*Records*
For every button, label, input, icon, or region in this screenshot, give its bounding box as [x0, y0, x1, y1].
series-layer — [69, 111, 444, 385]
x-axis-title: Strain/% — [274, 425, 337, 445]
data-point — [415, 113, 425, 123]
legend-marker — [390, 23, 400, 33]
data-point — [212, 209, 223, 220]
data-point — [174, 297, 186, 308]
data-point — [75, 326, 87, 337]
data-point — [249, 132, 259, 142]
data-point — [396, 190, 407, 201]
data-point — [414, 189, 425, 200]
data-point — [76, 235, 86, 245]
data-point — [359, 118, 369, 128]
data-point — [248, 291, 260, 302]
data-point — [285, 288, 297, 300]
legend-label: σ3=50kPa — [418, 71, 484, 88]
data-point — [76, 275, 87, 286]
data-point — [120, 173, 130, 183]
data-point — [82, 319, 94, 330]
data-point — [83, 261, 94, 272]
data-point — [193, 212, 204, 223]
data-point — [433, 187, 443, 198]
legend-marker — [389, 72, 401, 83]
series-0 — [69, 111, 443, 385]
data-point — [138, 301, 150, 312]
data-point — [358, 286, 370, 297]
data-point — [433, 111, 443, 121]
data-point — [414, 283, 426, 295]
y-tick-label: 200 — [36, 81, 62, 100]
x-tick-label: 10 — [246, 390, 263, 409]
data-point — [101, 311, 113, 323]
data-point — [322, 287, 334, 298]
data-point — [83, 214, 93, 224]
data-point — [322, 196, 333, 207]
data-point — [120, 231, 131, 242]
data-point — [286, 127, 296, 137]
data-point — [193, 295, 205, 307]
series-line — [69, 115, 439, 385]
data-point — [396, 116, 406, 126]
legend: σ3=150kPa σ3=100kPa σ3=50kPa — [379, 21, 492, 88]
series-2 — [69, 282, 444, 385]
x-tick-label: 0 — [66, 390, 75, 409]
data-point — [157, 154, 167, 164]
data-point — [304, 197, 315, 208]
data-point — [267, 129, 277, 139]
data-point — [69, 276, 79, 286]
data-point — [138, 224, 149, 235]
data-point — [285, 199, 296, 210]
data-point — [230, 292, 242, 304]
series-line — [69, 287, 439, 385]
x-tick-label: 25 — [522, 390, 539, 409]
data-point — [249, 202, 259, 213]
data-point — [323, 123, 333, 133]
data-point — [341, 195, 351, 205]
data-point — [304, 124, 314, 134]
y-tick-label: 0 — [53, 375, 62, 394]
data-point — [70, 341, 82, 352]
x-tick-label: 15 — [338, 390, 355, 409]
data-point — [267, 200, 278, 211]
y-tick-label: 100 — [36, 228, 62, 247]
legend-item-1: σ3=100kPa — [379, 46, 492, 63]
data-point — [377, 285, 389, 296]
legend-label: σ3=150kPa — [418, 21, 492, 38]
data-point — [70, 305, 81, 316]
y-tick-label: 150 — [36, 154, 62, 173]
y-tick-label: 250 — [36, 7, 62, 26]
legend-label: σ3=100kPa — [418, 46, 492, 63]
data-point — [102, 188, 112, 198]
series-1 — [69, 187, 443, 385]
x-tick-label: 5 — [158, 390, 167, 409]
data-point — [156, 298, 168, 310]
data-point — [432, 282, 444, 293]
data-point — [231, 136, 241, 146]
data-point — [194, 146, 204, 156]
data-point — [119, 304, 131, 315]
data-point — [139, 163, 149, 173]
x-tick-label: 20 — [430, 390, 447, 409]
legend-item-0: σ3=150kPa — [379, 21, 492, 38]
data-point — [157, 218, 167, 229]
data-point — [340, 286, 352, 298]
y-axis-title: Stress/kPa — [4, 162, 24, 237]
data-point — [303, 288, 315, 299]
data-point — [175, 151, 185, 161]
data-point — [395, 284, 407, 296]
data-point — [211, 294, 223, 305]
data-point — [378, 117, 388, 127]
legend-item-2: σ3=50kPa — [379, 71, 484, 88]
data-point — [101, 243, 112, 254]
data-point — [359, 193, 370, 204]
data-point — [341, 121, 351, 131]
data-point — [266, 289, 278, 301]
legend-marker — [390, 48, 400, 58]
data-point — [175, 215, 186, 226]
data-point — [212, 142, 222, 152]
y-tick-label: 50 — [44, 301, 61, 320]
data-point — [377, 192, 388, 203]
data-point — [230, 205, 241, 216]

*What needs to be done*
Can you reproduce the entries from the very first line through the line holding "data-point — [285, 288, 297, 300]", inclusive, with "legend-marker" swapped for "legend-swatch" and everything else left as it is?

*Result of this task*
For every button, label, input, icon, or region in this screenshot, give its bounding box as [x0, y0, x1, y1].
series-layer — [69, 111, 444, 385]
x-axis-title: Strain/% — [274, 425, 337, 445]
data-point — [415, 113, 425, 123]
legend-swatch — [390, 23, 400, 33]
data-point — [212, 209, 223, 220]
data-point — [174, 297, 186, 308]
data-point — [75, 326, 87, 337]
data-point — [249, 132, 259, 142]
data-point — [396, 190, 407, 201]
data-point — [414, 189, 425, 200]
data-point — [76, 235, 86, 245]
data-point — [359, 118, 369, 128]
data-point — [248, 291, 260, 302]
data-point — [285, 288, 297, 300]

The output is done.